-- Written request --
Look for the string "times" in every line, and copy each line that has it.

-- Stored records --
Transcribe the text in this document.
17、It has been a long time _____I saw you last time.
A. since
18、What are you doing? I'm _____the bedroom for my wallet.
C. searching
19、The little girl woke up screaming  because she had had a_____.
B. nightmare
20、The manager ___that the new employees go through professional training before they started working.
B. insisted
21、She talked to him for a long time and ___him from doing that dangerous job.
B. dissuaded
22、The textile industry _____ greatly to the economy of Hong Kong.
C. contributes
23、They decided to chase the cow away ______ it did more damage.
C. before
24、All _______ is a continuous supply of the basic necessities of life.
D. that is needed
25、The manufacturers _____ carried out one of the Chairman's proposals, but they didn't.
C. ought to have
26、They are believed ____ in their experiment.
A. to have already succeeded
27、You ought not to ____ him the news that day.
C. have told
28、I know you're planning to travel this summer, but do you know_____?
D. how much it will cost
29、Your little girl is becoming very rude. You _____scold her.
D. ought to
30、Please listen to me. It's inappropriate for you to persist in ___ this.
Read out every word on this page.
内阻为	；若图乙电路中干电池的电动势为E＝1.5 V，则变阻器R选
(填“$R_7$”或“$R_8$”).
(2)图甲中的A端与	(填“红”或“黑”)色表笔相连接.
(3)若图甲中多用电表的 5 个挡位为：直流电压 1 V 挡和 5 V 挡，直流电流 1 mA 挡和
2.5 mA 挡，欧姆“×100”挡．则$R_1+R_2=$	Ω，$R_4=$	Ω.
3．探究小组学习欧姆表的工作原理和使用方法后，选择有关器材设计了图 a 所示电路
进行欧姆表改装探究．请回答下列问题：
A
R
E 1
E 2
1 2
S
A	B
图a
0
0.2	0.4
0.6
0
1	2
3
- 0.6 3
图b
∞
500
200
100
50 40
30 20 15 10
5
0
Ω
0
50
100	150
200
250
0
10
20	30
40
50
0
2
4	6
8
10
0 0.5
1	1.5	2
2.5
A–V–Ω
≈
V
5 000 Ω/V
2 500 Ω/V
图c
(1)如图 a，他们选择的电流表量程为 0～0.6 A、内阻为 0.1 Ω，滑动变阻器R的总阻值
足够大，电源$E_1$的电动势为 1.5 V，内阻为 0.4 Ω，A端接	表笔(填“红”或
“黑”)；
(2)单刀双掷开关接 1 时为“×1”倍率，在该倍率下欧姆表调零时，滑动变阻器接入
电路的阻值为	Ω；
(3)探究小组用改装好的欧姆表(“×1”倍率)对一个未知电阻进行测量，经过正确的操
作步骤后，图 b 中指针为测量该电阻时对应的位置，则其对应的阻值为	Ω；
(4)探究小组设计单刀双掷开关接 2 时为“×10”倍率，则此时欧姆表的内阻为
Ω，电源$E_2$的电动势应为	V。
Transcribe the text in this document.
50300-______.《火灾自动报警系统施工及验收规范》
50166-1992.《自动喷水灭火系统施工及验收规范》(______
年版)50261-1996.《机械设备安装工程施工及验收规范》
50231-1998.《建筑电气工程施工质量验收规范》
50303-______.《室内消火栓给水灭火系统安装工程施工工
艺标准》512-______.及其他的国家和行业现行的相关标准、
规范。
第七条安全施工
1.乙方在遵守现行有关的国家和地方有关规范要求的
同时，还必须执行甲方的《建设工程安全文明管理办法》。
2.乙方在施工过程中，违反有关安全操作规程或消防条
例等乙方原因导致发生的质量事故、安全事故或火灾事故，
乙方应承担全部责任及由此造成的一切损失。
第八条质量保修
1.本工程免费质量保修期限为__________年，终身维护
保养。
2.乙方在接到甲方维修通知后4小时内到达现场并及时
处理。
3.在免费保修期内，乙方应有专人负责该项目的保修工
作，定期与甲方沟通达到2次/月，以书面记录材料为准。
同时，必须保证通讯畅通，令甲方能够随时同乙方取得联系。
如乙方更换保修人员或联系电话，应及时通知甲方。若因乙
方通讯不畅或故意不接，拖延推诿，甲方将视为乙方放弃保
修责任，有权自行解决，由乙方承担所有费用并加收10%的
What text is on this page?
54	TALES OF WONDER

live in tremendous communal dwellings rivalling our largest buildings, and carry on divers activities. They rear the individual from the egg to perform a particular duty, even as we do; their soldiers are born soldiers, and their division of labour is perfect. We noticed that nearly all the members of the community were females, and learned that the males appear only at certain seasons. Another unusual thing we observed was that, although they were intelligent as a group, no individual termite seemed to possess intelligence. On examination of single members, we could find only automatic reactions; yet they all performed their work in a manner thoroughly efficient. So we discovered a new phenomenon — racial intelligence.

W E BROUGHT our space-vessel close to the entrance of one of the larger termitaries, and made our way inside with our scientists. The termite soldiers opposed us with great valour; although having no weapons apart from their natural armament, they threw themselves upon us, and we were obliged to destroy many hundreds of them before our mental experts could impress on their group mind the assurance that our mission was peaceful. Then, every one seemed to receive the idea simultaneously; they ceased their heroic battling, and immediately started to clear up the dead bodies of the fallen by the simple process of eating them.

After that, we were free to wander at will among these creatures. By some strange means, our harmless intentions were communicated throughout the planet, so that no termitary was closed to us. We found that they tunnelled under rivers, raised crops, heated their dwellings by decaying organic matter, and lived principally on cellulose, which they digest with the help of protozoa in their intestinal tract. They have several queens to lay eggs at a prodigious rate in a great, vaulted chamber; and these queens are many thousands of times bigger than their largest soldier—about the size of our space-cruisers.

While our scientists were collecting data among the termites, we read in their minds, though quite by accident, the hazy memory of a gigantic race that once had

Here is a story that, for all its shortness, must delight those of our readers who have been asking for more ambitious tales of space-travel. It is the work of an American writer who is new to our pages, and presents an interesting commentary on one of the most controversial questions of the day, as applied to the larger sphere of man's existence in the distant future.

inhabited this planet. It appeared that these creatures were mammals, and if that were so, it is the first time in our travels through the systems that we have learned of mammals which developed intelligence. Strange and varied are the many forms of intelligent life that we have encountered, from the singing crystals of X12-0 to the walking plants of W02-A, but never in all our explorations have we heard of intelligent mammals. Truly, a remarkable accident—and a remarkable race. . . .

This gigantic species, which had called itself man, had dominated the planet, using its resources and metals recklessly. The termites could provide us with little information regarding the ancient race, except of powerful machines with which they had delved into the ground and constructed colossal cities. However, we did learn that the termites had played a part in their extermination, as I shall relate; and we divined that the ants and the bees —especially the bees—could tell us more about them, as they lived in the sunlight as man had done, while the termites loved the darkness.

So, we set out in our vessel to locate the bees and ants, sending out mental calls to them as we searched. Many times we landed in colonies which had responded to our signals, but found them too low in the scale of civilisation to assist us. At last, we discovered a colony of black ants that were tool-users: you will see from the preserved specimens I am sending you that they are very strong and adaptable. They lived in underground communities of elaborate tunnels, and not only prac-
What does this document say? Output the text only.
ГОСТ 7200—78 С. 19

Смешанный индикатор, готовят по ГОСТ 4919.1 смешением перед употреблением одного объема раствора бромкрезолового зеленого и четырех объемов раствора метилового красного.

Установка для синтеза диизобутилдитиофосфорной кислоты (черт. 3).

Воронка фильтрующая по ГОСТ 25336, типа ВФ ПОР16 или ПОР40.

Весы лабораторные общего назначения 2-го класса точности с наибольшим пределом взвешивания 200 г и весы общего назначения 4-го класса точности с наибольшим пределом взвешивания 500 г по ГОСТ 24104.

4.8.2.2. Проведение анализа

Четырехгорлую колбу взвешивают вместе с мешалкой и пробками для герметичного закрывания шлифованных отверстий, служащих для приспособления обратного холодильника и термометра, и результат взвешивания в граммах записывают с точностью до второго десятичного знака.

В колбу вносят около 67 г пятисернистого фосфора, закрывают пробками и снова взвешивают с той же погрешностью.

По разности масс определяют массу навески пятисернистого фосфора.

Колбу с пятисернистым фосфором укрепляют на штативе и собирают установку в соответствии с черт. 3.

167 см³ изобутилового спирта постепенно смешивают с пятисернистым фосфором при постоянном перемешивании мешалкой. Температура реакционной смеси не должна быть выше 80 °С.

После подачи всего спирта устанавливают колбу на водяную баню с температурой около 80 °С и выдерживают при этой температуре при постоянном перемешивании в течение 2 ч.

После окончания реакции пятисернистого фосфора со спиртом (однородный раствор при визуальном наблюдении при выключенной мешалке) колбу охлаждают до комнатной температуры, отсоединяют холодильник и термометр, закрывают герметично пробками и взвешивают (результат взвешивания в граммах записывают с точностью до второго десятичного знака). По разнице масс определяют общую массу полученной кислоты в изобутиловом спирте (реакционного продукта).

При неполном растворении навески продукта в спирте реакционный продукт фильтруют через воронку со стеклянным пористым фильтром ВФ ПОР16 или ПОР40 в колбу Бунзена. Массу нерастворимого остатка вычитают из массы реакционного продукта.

-- The completed task --
After that, we were free to wander at will among these creatures. By some strange means, our harmless intentions were communicated throughout the planet, so that no termitary was closed to us. We found that they tunnelled under rivers, raised crops, heated their dwellings by decaying organic matter, and lived principally on cellulose, which they digest with the help of protozoa in their intestinal tract. They have several queens to lay eggs at a prodigious rate in a great, vaulted chamber; and these queens are many thousands of times bigger than their largest soldier—about the size of our space-cruisers.
So, we set out in our vessel to locate the bees and ants, sending out mental calls to them as we searched. Many times we landed in colonies which had responded to our signals, but found them too low in the scale of civilisation to assist us. At last, we discovered a colony of black ants that were tool-users: you will see from the preserved specimens I am sending you that they are very strong and adaptable. They lived in underground communities of elaborate tunnels, and not only prac-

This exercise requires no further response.